BEGIN Task inputs

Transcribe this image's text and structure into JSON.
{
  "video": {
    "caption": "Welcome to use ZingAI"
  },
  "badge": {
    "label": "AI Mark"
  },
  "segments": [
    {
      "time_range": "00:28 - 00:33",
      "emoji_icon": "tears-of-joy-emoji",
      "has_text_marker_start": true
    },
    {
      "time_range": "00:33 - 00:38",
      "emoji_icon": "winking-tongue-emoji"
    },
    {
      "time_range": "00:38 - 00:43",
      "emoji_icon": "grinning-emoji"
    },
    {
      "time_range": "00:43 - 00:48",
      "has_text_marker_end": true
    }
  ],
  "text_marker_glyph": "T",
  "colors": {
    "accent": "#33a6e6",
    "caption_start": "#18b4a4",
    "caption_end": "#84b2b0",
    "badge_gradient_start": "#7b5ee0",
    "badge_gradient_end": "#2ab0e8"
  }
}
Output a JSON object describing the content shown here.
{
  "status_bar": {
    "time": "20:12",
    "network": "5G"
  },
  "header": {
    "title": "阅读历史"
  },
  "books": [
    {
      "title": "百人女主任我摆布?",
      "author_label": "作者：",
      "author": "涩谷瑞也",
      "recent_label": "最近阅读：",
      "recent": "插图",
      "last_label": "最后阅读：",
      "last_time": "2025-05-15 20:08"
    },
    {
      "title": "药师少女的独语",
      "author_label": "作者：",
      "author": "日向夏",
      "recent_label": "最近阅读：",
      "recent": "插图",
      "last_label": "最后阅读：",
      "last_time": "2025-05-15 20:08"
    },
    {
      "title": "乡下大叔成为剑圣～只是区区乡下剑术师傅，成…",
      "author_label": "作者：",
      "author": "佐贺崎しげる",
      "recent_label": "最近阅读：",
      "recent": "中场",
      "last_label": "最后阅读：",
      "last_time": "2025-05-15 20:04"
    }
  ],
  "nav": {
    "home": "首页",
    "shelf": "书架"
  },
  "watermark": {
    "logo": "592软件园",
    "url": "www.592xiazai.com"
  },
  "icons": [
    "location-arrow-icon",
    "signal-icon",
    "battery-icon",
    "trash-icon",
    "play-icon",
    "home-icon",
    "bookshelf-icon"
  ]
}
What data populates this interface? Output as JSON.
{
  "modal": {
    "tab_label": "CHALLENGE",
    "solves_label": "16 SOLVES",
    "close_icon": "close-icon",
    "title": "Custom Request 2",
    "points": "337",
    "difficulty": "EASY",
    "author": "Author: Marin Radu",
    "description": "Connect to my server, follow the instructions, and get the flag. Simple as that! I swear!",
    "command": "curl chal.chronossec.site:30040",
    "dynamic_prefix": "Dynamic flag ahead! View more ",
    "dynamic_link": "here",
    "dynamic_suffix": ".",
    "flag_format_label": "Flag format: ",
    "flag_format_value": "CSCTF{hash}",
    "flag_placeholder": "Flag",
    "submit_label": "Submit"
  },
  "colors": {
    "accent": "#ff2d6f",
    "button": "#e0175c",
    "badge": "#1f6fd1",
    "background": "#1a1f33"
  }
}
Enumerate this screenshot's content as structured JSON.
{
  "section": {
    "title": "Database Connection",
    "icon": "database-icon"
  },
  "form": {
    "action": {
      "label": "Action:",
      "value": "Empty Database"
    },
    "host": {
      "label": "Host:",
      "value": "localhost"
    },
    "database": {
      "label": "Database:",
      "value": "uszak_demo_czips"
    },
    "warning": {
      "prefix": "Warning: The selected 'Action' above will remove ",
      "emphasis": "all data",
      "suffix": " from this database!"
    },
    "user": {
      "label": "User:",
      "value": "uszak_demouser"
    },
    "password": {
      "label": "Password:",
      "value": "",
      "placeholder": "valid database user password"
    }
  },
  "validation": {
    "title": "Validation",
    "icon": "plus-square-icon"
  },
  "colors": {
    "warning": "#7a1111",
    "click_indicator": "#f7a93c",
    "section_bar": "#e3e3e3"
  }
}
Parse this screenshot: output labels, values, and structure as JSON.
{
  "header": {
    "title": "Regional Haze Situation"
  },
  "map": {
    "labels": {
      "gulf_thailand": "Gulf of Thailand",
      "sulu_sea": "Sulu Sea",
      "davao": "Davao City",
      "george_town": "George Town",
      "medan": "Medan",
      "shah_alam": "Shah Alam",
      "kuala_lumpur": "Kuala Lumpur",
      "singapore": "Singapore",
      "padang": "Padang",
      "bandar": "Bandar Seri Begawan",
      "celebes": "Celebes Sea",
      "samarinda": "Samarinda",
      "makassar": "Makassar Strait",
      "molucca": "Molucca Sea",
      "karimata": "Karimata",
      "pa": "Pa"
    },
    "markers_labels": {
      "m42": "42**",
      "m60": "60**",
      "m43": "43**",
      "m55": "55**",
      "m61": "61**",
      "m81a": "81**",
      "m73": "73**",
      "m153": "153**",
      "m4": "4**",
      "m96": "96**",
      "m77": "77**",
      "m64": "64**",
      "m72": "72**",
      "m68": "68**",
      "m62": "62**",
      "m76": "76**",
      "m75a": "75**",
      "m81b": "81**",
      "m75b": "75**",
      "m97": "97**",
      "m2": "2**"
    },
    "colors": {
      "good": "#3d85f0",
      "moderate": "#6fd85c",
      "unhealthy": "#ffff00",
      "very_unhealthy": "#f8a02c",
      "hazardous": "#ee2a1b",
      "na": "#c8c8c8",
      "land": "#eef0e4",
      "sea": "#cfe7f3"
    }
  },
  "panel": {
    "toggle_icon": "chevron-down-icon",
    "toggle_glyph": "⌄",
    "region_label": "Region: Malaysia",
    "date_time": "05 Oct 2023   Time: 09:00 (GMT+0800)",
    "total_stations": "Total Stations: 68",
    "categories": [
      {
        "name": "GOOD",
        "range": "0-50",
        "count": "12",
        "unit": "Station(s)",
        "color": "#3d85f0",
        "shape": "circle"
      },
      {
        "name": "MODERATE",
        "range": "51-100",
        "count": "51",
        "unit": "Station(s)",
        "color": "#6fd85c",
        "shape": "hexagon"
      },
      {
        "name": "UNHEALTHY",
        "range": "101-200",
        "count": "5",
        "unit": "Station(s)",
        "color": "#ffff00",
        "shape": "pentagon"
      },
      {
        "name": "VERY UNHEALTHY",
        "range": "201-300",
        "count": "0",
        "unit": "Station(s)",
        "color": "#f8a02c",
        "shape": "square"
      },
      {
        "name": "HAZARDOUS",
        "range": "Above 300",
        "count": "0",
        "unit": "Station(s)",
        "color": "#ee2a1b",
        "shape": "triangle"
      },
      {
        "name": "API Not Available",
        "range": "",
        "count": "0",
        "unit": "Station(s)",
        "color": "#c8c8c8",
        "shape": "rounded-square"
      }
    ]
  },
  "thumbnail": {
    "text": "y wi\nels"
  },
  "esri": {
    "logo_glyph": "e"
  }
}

END Task inputs

> Your task: Give all of the entries again, word for word.

> Exercise solution:
Transcribe this image's text and structure into JSON.
{
  "video": {
    "caption": "Welcome to use ZingAI"
  },
  "badge": {
    "label": "AI Mark"
  },
  "segments": [
    {
      "time_range": "00:28 - 00:33",
      "emoji_icon": "tears-of-joy-emoji",
      "has_text_marker_start": true
    },
    {
      "time_range": "00:33 - 00:38",
      "emoji_icon": "winking-tongue-emoji"
    },
    {
      "time_range": "00:38 - 00:43",
      "emoji_icon": "grinning-emoji"
    },
    {
      "time_range": "00:43 - 00:48",
      "has_text_marker_end": true
    }
  ],
  "text_marker_glyph": "T",
  "colors": {
    "accent": "#33a6e6",
    "caption_start": "#18b4a4",
    "caption_end": "#84b2b0",
    "badge_gradient_start": "#7b5ee0",
    "badge_gradient_end": "#2ab0e8"
  }
}
Output a JSON object describing the content shown here.
{
  "status_bar": {
    "time": "20:12",
    "network": "5G"
  },
  "header": {
    "title": "阅读历史"
  },
  "books": [
    {
      "title": "百人女主任我摆布?",
      "author_label": "作者：",
      "author": "涩谷瑞也",
      "recent_label": "最近阅读：",
      "recent": "插图",
      "last_label": "最后阅读：",
      "last_time": "2025-05-15 20:08"
    },
    {
      "title": "药师少女的独语",
      "author_label": "作者：",
      "author": "日向夏",
      "recent_label": "最近阅读：",
      "recent": "插图",
      "last_label": "最后阅读：",
      "last_time": "2025-05-15 20:08"
    },
    {
      "title": "乡下大叔成为剑圣～只是区区乡下剑术师傅，成…",
      "author_label": "作者：",
      "author": "佐贺崎しげる",
      "recent_label": "最近阅读：",
      "recent": "中场",
      "last_label": "最后阅读：",
      "last_time": "2025-05-15 20:04"
    }
  ],
  "nav": {
    "home": "首页",
    "shelf": "书架"
  },
  "watermark": {
    "logo": "592软件园",
    "url": "www.592xiazai.com"
  },
  "icons": [
    "location-arrow-icon",
    "signal-icon",
    "battery-icon",
    "trash-icon",
    "play-icon",
    "home-icon",
    "bookshelf-icon"
  ]
}
What data populates this interface? Output as JSON.
{
  "modal": {
    "tab_label": "CHALLENGE",
    "solves_label": "16 SOLVES",
    "close_icon": "close-icon",
    "title": "Custom Request 2",
    "points": "337",
    "difficulty": "EASY",
    "author": "Author: Marin Radu",
    "description": "Connect to my server, follow the instructions, and get the flag. Simple as that! I swear!",
    "command": "curl chal.chronossec.site:30040",
    "dynamic_prefix": "Dynamic flag ahead! View more ",
    "dynamic_link": "here",
    "dynamic_suffix": ".",
    "flag_format_label": "Flag format: ",
    "flag_format_value": "CSCTF{hash}",
    "flag_placeholder": "Flag",
    "submit_label": "Submit"
  },
  "colors": {
    "accent": "#ff2d6f",
    "button": "#e0175c",
    "badge": "#1f6fd1",
    "background": "#1a1f33"
  }
}
Enumerate this screenshot's content as structured JSON.
{
  "section": {
    "title": "Database Connection",
    "icon": "database-icon"
  },
  "form": {
    "action": {
      "label": "Action:",
      "value": "Empty Database"
    },
    "host": {
      "label": "Host:",
      "value": "localhost"
    },
    "database": {
      "label": "Database:",
      "value": "uszak_demo_czips"
    },
    "warning": {
      "prefix": "Warning: The selected 'Action' above will remove ",
      "emphasis": "all data",
      "suffix": " from this database!"
    },
    "user": {
      "label": "User:",
      "value": "uszak_demouser"
    },
    "password": {
      "label": "Password:",
      "value": "",
      "placeholder": "valid database user password"
    }
  },
  "validation": {
    "title": "Validation",
    "icon": "plus-square-icon"
  },
  "colors": {
    "warning": "#7a1111",
    "click_indicator": "#f7a93c",
    "section_bar": "#e3e3e3"
  }
}
Parse this screenshot: output labels, values, and structure as JSON.
{
  "header": {
    "title": "Regional Haze Situation"
  },
  "map": {
    "labels": {
      "gulf_thailand": "Gulf of Thailand",
      "sulu_sea": "Sulu Sea",
      "davao": "Davao City",
      "george_town": "George Town",
      "medan": "Medan",
      "shah_alam": "Shah Alam",
      "kuala_lumpur": "Kuala Lumpur",
      "singapore": "Singapore",
      "padang": "Padang",
      "bandar": "Bandar Seri Begawan",
      "celebes": "Celebes Sea",
      "samarinda": "Samarinda",
      "makassar": "Makassar Strait",
      "molucca": "Molucca Sea",
      "karimata": "Karimata",
      "pa": "Pa"
    },
    "markers_labels": {
      "m42": "42**",
      "m60": "60**",
      "m43": "43**",
      "m55": "55**",
      "m61": "61**",
      "m81a": "81**",
      "m73": "73**",
      "m153": "153**",
      "m4": "4**",
      "m96": "96**",
      "m77": "77**",
      "m64": "64**",
      "m72": "72**",
      "m68": "68**",
      "m62": "62**",
      "m76": "76**",
      "m75a": "75**",
      "m81b": "81**",
      "m75b": "75**",
      "m97": "97**",
      "m2": "2**"
    },
    "colors": {
      "good": "#3d85f0",
      "moderate": "#6fd85c",
      "unhealthy": "#ffff00",
      "very_unhealthy": "#f8a02c",
      "hazardous": "#ee2a1b",
      "na": "#c8c8c8",
      "land": "#eef0e4",
      "sea": "#cfe7f3"
    }
  },
  "panel": {
    "toggle_icon": "chevron-down-icon",
    "toggle_glyph": "⌄",
    "region_label": "Region: Malaysia",
    "date_time": "05 Oct 2023   Time: 09:00 (GMT+0800)",
    "total_stations": "Total Stations: 68",
    "categories": [
      {
        "name": "GOOD",
        "range": "0-50",
        "count": "12",
        "unit": "Station(s)",
        "color": "#3d85f0",
        "shape": "circle"
      },
      {
        "name": "MODERATE",
        "range": "51-100",
        "count": "51",
        "unit": "Station(s)",
        "color": "#6fd85c",
        "shape": "hexagon"
      },
      {
        "name": "UNHEALTHY",
        "range": "101-200",
        "count": "5",
        "unit": "Station(s)",
        "color": "#ffff00",
        "shape": "pentagon"
      },
      {
        "name": "VERY UNHEALTHY",
        "range": "201-300",
        "count": "0",
        "unit": "Station(s)",
        "color": "#f8a02c",
        "shape": "square"
      },
      {
        "name": "HAZARDOUS",
        "range": "Above 300",
        "count": "0",
        "unit": "Station(s)",
        "color": "#ee2a1b",
        "shape": "triangle"
      },
      {
        "name": "API Not Available",
        "range": "",
        "count": "0",
        "unit": "Station(s)",
        "color": "#c8c8c8",
        "shape": "rounded-square"
      }
    ]
  },
  "thumbnail": {
    "text": "y wi\nels"
  },
  "esri": {
    "logo_glyph": "e"
  }
}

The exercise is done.